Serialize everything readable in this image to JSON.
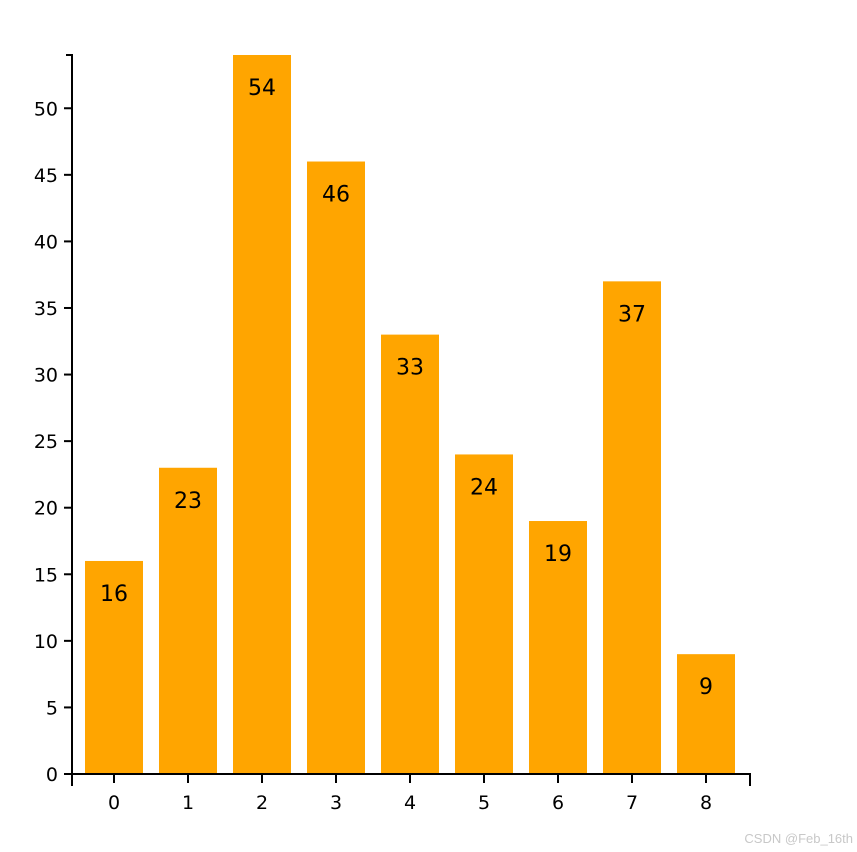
{
  "chart_data": {
    "type": "bar",
    "categories": [
      "0",
      "1",
      "2",
      "3",
      "4",
      "5",
      "6",
      "7",
      "8"
    ],
    "values": [
      16,
      23,
      54,
      46,
      33,
      24,
      19,
      37,
      9
    ],
    "ylim": [
      0,
      54
    ],
    "yticks": [
      "0",
      "5",
      "10",
      "15",
      "20",
      "25",
      "30",
      "35",
      "40",
      "45",
      "50"
    ],
    "bar_color": "#ffa500",
    "grid": false,
    "data_labels": true
  },
  "watermark": "CSDN @Feb_16th"
}
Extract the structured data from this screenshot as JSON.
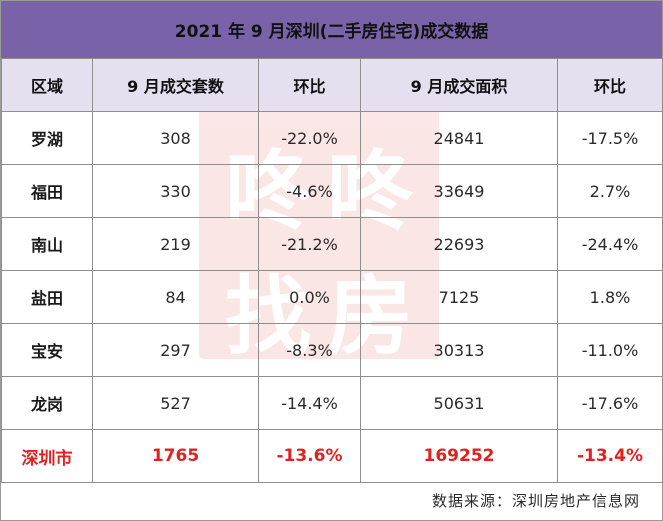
{
  "title": "2021 年 9 月深圳(二手房住宅)成交数据",
  "headers": [
    "区域",
    "9 月成交套数",
    "环比",
    "9 月成交面积",
    "环比"
  ],
  "rows": [
    {
      "region": "罗湖",
      "units": "308",
      "units_mom": "-22.0%",
      "area": "24841",
      "area_mom": "-17.5%"
    },
    {
      "region": "福田",
      "units": "330",
      "units_mom": "-4.6%",
      "area": "33649",
      "area_mom": "2.7%"
    },
    {
      "region": "南山",
      "units": "219",
      "units_mom": "-21.2%",
      "area": "22693",
      "area_mom": "-24.4%"
    },
    {
      "region": "盐田",
      "units": "84",
      "units_mom": "0.0%",
      "area": "7125",
      "area_mom": "1.8%"
    },
    {
      "region": "宝安",
      "units": "297",
      "units_mom": "-8.3%",
      "area": "30313",
      "area_mom": "-11.0%"
    },
    {
      "region": "龙岗",
      "units": "527",
      "units_mom": "-14.4%",
      "area": "50631",
      "area_mom": "-17.6%"
    }
  ],
  "total": {
    "region": "深圳市",
    "units": "1765",
    "units_mom": "-13.6%",
    "area": "169252",
    "area_mom": "-13.4%"
  },
  "source": "数据来源：深圳房地产信息网",
  "watermark": {
    "chars": [
      "咚",
      "咚",
      "找",
      "房"
    ]
  },
  "colors": {
    "title_bg": "#7a62a8",
    "header_bg": "#e6dff0",
    "total_text": "#e0211f",
    "watermark": "#f2a8a8"
  }
}
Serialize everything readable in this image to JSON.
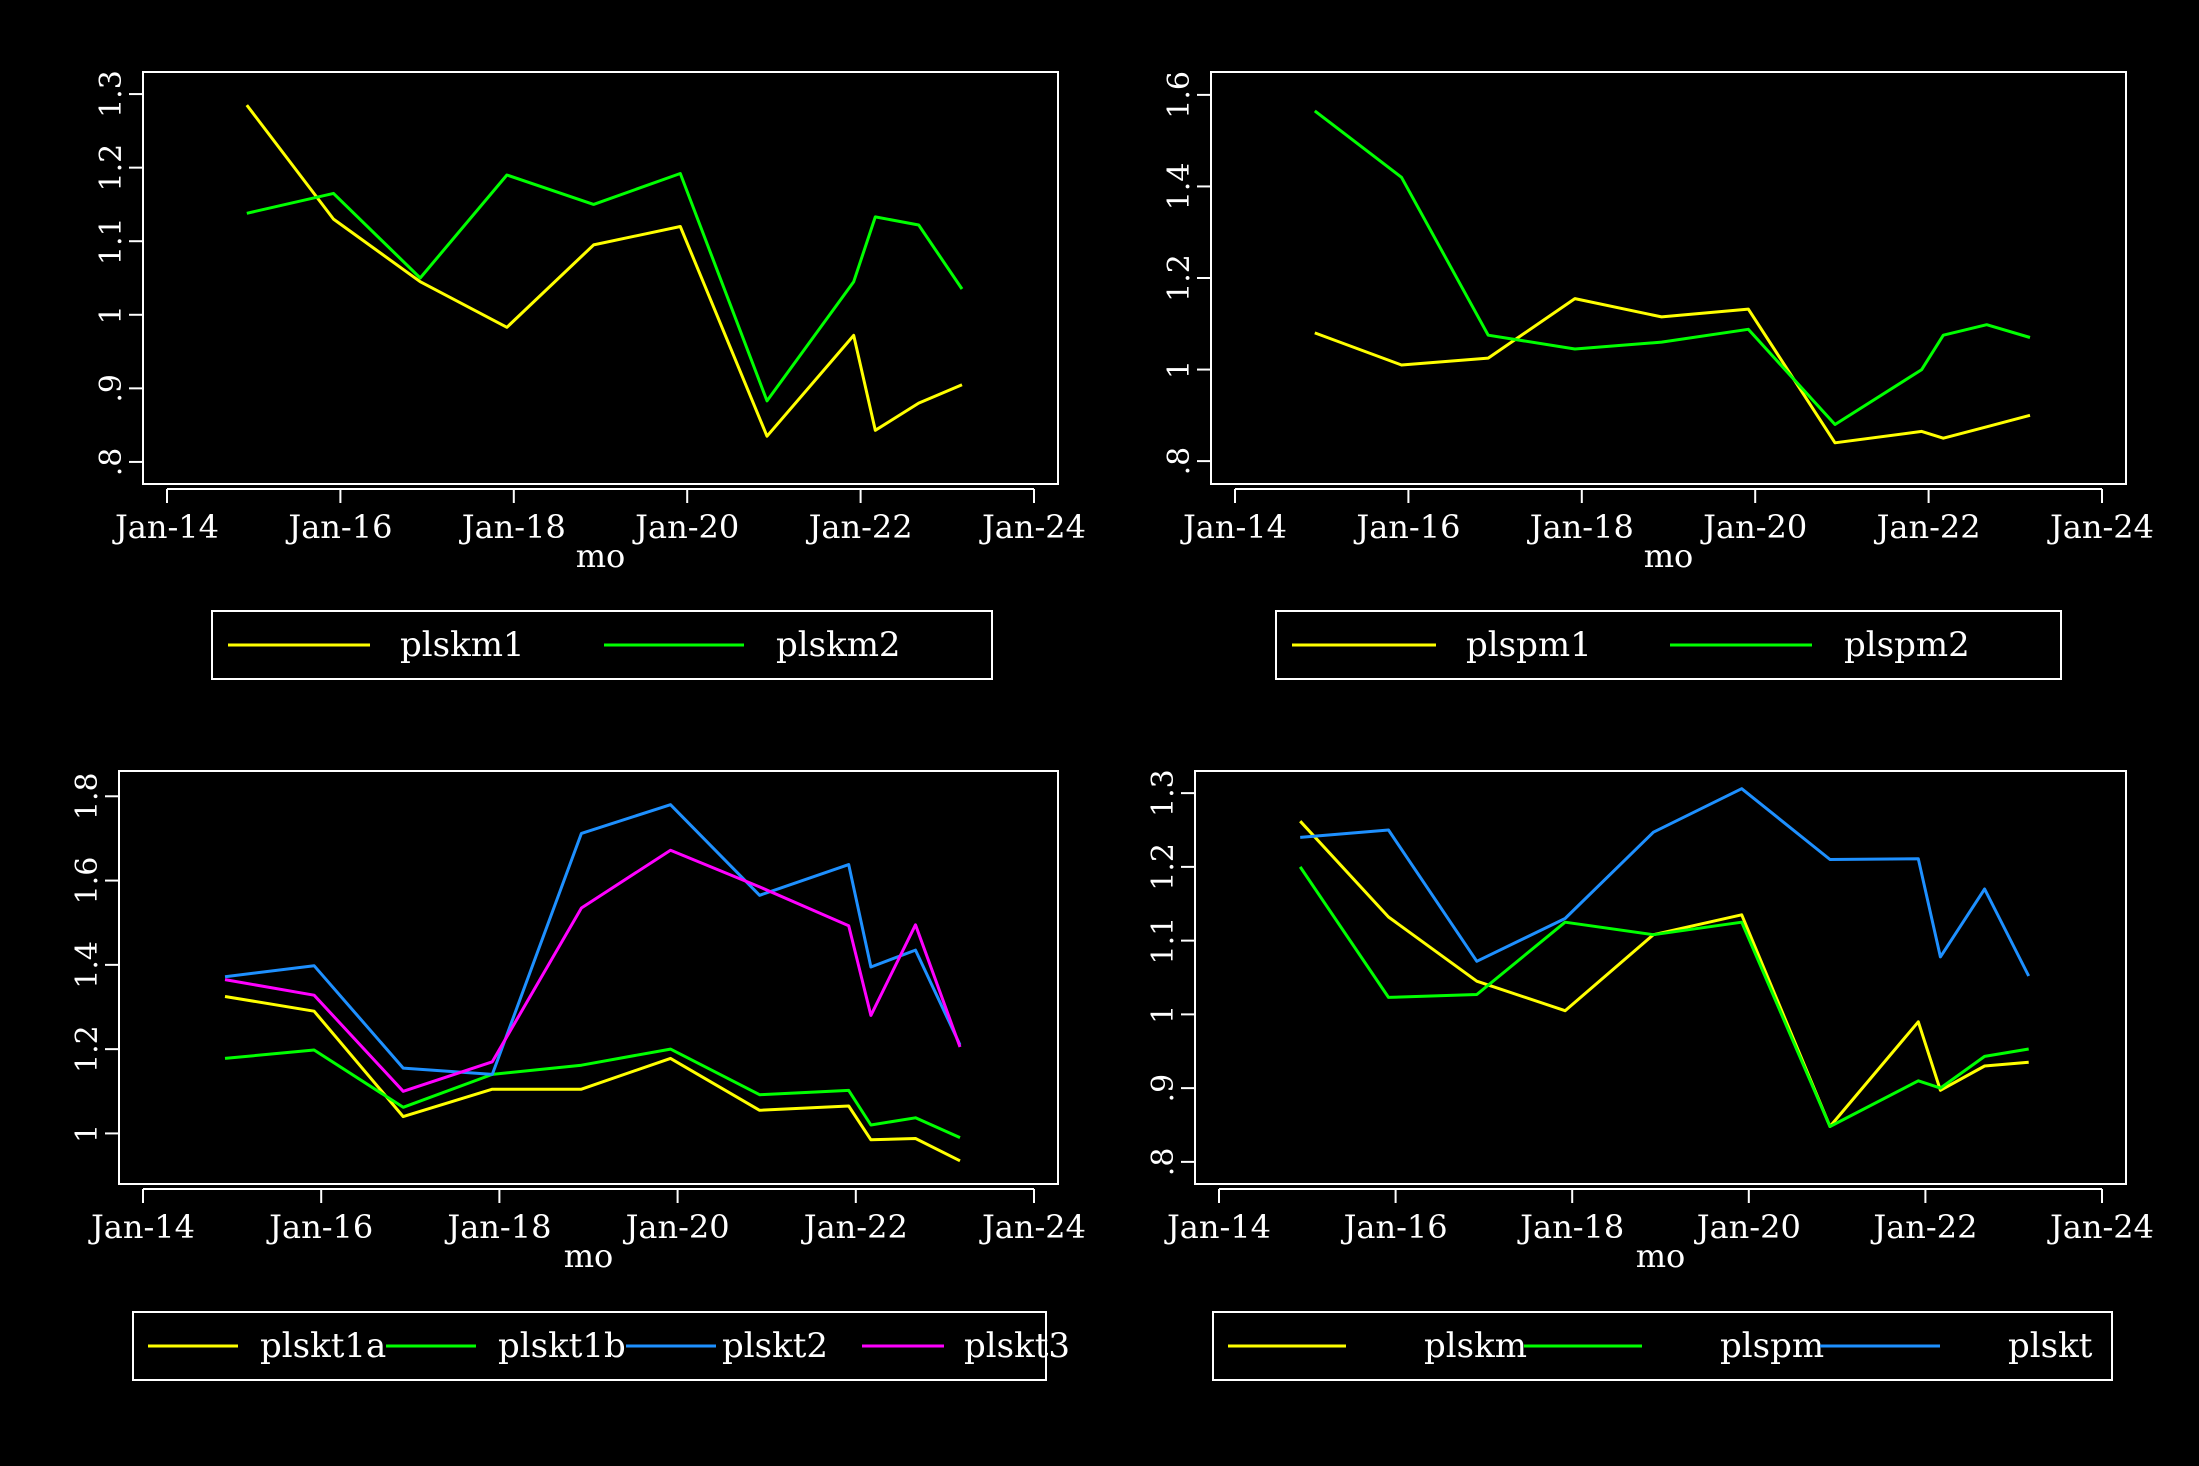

• _AIM OF THE TASK_
Reproduce each line exactly as it appears, omitting the pictures.

• _CORRECT RESPONSE_
Serialize everything readable in this image to JSON.
{
  "chart_data": {
    "type": "bar",
    "categories": [
      "0",
      "1",
      "2",
      "3",
      "4",
      "5",
      "6",
      "7",
      "8"
    ],
    "values": [
      16,
      23,
      54,
      46,
      33,
      24,
      19,
      37,
      9
    ],
    "ylim": [
      0,
      54
    ],
    "yticks": [
      "0",
      "5",
      "10",
      "15",
      "20",
      "25",
      "30",
      "35",
      "40",
      "45",
      "50"
    ],
    "bar_color": "#ffa500",
    "grid": false,
    "data_labels": true
  },
  "watermark": "CSDN @Feb_16th"
}
Extract the structured data from this screenshot as JSON.
{
  "title": "2021 年 9 月深圳(二手房住宅)成交数据",
  "headers": [
    "区域",
    "9 月成交套数",
    "环比",
    "9 月成交面积",
    "环比"
  ],
  "rows": [
    {
      "region": "罗湖",
      "units": "308",
      "units_mom": "-22.0%",
      "area": "24841",
      "area_mom": "-17.5%"
    },
    {
      "region": "福田",
      "units": "330",
      "units_mom": "-4.6%",
      "area": "33649",
      "area_mom": "2.7%"
    },
    {
      "region": "南山",
      "units": "219",
      "units_mom": "-21.2%",
      "area": "22693",
      "area_mom": "-24.4%"
    },
    {
      "region": "盐田",
      "units": "84",
      "units_mom": "0.0%",
      "area": "7125",
      "area_mom": "1.8%"
    },
    {
      "region": "宝安",
      "units": "297",
      "units_mom": "-8.3%",
      "area": "30313",
      "area_mom": "-11.0%"
    },
    {
      "region": "龙岗",
      "units": "527",
      "units_mom": "-14.4%",
      "area": "50631",
      "area_mom": "-17.6%"
    }
  ],
  "total": {
    "region": "深圳市",
    "units": "1765",
    "units_mom": "-13.6%",
    "area": "169252",
    "area_mom": "-13.4%"
  },
  "source": "数据来源：深圳房地产信息网",
  "watermark": {
    "chars": [
      "咚",
      "咚",
      "找",
      "房"
    ]
  },
  "colors": {
    "title_bg": "#7a62a8",
    "header_bg": "#e6dff0",
    "total_text": "#e0211f",
    "watermark": "#f2a8a8"
  }
}
Serialize everything readable in this image to JSON.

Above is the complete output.